:: Extracted records ::
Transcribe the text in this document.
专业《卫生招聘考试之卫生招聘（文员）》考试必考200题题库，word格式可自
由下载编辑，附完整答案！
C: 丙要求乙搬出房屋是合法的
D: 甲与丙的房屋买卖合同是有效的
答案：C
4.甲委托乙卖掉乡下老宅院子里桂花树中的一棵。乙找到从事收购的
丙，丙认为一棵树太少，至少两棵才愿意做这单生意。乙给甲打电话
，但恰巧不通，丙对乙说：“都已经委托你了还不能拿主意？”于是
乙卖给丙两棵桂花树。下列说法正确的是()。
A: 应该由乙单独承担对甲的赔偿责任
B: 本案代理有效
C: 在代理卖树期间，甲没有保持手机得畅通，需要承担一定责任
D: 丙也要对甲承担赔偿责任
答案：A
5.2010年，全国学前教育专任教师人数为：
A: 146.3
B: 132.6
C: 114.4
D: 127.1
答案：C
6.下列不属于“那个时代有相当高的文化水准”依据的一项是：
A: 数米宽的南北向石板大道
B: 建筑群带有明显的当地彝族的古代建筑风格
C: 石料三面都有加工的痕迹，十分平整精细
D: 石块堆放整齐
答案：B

:: Task description ::
Can you give every line above again, exactly as written?

:: Result for this exercise ::
Transcribe the text in this document.
专业《卫生招聘考试之卫生招聘（文员）》考试必考200题题库，word格式可自
由下载编辑，附完整答案！
C: 丙要求乙搬出房屋是合法的
D: 甲与丙的房屋买卖合同是有效的
答案：C
4.甲委托乙卖掉乡下老宅院子里桂花树中的一棵。乙找到从事收购的
丙，丙认为一棵树太少，至少两棵才愿意做这单生意。乙给甲打电话
，但恰巧不通，丙对乙说：“都已经委托你了还不能拿主意？”于是
乙卖给丙两棵桂花树。下列说法正确的是()。
A: 应该由乙单独承担对甲的赔偿责任
B: 本案代理有效
C: 在代理卖树期间，甲没有保持手机得畅通，需要承担一定责任
D: 丙也要对甲承担赔偿责任
答案：A
5.2010年，全国学前教育专任教师人数为：
A: 146.3
B: 132.6
C: 114.4
D: 127.1
答案：C
6.下列不属于“那个时代有相当高的文化水准”依据的一项是：
A: 数米宽的南北向石板大道
B: 建筑群带有明显的当地彝族的古代建筑风格
C: 石料三面都有加工的痕迹，十分平整精细
D: 石块堆放整齐
答案：B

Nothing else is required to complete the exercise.